* Task requirements *
Reproduce the listing below verbatim.

* BEGIN Records to use *

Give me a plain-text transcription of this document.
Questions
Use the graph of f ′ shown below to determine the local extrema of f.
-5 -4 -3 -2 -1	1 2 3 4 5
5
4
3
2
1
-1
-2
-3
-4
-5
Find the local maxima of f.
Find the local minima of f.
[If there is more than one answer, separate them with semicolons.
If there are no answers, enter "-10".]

* END Records to use *

* Answer *
Give me a plain-text transcription of this document.
Questions
Use the graph of f ′ shown below to determine the local extrema of f.
-5 -4 -3 -2 -1	1 2 3 4 5
5
4
3
2
1
-1
-2
-3
-4
-5
Find the local maxima of f.
Find the local minima of f.
[If there is more than one answer, separate them with semicolons.
If there are no answers, enter "-10".]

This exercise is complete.